▶ _Exercise details_
Extract the complete listing and repeat it word for word.

▶ _Data section_
+++
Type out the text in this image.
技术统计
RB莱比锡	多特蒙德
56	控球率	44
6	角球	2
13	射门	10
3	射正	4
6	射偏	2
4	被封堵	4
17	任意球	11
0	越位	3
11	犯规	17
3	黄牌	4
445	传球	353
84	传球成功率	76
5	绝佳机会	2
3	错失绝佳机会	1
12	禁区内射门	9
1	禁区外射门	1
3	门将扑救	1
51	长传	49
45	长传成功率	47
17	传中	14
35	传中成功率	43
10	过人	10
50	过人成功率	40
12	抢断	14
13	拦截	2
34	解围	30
+++
▶ _Full response_
Type out the text in this image.
技术统计
RB莱比锡	多特蒙德
56	控球率	44
6	角球	2
13	射门	10
3	射正	4
6	射偏	2
4	被封堵	4
17	任意球	11
0	越位	3
11	犯规	17
3	黄牌	4
445	传球	353
84	传球成功率	76
5	绝佳机会	2
3	错失绝佳机会	1
12	禁区内射门	9
1	禁区外射门	1
3	门将扑救	1
51	长传	49
45	长传成功率	47
17	传中	14
35	传中成功率	43
10	过人	10
50	过人成功率	40
12	抢断	14
13	拦截	2
34	解围	30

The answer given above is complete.